__WORK TO BE COMPLETED__
Every line with the string "message" should be gathered.

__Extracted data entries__
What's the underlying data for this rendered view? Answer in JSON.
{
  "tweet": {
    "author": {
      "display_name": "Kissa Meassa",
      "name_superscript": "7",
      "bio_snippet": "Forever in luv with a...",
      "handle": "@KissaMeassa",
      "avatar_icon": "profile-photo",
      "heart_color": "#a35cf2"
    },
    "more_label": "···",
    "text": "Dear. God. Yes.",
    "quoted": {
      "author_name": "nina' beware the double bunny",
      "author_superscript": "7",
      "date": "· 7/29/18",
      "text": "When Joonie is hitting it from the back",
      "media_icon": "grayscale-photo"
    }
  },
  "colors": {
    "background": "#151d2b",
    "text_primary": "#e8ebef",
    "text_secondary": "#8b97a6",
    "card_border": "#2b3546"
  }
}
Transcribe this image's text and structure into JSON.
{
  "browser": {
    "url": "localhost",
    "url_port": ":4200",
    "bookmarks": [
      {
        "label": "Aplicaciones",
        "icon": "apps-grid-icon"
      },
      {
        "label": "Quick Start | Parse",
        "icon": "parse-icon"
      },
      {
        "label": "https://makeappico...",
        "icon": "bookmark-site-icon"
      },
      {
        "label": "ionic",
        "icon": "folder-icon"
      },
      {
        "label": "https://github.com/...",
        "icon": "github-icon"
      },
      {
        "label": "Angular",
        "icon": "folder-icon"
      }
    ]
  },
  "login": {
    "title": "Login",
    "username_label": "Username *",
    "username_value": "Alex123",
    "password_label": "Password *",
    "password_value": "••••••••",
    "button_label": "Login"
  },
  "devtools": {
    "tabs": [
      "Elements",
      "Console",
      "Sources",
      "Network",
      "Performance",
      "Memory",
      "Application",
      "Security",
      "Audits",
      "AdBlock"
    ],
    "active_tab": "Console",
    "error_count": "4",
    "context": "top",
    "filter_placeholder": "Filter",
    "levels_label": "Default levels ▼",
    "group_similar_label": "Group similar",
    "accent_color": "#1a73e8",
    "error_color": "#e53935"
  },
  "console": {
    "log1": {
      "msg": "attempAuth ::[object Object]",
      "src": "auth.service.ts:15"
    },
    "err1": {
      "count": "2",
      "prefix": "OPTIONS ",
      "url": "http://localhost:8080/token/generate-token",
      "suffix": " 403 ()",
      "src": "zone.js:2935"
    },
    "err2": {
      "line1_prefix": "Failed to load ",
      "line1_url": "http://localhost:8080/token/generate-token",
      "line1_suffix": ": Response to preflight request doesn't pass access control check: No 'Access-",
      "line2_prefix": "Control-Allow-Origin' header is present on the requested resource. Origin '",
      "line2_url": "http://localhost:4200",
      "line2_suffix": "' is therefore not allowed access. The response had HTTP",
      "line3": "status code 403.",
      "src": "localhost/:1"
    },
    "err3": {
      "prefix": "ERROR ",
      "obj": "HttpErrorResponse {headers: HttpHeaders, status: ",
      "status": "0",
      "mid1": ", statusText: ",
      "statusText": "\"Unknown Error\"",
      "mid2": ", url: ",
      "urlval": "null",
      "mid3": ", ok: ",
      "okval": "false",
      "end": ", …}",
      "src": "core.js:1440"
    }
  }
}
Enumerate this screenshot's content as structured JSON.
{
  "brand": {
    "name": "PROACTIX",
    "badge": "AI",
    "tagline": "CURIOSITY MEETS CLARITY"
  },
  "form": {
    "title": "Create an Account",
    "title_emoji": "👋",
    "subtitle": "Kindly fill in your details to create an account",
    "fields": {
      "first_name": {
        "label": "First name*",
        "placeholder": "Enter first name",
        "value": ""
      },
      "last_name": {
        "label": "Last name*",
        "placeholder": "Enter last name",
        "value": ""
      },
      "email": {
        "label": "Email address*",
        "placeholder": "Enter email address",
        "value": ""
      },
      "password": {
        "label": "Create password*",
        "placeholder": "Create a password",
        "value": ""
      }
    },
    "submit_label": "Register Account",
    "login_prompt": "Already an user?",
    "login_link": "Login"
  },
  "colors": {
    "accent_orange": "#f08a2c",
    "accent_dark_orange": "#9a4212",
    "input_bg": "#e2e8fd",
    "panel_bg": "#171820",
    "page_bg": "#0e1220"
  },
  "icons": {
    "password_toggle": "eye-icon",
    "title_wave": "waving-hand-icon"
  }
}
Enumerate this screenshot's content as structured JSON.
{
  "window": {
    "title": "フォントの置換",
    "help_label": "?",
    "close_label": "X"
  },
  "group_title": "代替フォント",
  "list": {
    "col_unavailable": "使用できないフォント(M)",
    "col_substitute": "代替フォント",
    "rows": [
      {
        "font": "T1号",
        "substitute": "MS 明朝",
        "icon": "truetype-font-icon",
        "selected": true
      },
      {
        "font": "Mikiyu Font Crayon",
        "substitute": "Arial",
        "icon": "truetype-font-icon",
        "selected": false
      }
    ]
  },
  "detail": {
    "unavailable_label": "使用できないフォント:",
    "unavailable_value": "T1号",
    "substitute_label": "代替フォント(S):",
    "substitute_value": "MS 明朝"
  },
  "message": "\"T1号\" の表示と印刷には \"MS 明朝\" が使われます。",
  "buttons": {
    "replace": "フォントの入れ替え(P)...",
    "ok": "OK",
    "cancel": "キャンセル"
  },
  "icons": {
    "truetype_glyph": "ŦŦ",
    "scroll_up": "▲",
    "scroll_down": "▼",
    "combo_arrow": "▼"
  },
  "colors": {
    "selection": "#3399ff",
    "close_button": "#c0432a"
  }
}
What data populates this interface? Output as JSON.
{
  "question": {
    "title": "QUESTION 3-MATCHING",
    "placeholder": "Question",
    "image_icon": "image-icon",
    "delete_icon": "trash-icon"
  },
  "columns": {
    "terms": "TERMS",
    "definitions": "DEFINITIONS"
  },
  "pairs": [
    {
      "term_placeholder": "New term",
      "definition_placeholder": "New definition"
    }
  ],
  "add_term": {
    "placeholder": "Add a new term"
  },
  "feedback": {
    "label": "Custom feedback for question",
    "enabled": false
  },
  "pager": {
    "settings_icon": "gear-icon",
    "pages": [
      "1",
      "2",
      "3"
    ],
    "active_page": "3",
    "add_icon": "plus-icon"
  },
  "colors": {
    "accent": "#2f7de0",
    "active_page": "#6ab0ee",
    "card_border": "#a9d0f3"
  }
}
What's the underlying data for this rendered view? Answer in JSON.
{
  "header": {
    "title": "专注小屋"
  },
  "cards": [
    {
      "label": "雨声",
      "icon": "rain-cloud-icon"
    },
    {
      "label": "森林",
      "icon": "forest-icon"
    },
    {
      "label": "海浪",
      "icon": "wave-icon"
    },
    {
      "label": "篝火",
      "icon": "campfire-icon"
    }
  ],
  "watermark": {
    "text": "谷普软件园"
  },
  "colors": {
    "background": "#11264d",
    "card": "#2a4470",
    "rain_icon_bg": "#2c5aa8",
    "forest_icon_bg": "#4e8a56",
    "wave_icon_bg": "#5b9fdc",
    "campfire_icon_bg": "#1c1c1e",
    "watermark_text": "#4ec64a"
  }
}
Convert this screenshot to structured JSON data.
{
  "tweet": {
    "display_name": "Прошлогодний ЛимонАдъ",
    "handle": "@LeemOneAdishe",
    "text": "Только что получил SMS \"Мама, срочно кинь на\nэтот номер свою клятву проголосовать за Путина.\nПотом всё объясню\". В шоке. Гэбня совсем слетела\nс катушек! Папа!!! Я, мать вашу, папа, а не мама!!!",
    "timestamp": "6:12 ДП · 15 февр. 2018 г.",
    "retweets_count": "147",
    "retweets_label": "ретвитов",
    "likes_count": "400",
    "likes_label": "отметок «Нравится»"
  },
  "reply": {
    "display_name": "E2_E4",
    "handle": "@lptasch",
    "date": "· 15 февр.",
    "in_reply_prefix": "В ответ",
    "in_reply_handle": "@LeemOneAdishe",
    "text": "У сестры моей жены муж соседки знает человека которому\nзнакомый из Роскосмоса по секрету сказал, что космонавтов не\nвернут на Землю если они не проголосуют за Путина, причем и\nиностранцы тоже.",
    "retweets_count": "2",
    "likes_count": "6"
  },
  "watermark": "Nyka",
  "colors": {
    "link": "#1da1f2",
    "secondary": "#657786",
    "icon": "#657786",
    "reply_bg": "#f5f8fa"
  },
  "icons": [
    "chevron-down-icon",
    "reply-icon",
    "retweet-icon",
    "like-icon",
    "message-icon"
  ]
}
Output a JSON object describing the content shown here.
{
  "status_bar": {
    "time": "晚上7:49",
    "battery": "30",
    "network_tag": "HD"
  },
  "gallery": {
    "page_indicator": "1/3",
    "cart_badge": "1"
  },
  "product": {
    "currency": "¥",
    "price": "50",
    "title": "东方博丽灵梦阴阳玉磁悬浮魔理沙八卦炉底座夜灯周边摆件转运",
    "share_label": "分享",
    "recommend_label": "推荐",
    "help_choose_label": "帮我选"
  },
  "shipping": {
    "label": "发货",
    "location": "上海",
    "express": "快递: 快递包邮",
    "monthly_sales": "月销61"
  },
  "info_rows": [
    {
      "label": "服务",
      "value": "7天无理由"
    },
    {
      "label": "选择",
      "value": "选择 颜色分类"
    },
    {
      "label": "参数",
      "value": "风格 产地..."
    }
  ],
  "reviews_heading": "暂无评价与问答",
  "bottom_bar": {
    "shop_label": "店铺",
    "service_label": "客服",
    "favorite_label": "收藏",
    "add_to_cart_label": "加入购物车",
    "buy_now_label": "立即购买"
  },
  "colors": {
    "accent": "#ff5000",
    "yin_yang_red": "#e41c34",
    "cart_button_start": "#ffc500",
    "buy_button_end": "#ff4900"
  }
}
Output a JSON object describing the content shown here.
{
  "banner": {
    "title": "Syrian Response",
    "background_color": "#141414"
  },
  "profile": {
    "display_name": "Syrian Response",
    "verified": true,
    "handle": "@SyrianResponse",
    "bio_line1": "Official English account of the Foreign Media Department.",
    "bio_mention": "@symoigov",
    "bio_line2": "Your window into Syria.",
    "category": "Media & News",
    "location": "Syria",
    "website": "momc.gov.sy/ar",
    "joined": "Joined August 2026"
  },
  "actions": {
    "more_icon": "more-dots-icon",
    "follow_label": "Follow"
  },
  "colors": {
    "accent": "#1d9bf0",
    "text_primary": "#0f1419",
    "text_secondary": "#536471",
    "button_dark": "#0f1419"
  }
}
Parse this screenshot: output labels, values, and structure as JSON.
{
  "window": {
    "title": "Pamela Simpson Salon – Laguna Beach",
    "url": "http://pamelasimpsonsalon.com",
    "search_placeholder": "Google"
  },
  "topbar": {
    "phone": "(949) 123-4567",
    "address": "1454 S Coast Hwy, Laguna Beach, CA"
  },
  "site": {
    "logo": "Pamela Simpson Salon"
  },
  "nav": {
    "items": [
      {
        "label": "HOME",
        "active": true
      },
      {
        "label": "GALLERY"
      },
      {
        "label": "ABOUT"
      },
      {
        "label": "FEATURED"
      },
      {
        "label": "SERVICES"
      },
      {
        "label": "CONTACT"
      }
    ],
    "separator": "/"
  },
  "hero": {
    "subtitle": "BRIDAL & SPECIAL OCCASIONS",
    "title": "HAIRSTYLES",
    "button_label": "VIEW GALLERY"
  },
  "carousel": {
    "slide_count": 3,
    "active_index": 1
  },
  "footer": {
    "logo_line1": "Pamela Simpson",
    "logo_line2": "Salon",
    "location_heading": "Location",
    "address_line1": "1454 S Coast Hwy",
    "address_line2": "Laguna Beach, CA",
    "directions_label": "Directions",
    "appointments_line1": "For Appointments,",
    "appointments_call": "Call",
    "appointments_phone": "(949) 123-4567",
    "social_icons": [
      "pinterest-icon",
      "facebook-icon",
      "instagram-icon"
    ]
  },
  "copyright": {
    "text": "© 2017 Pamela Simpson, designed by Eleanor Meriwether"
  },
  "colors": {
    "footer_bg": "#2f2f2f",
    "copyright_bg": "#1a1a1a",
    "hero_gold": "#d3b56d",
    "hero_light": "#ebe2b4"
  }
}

__EXERCISE OUTPUT__
  "message": "\"T1号\" の表示と印刷には \"MS 明朝\" が使われます。",
    "message-icon"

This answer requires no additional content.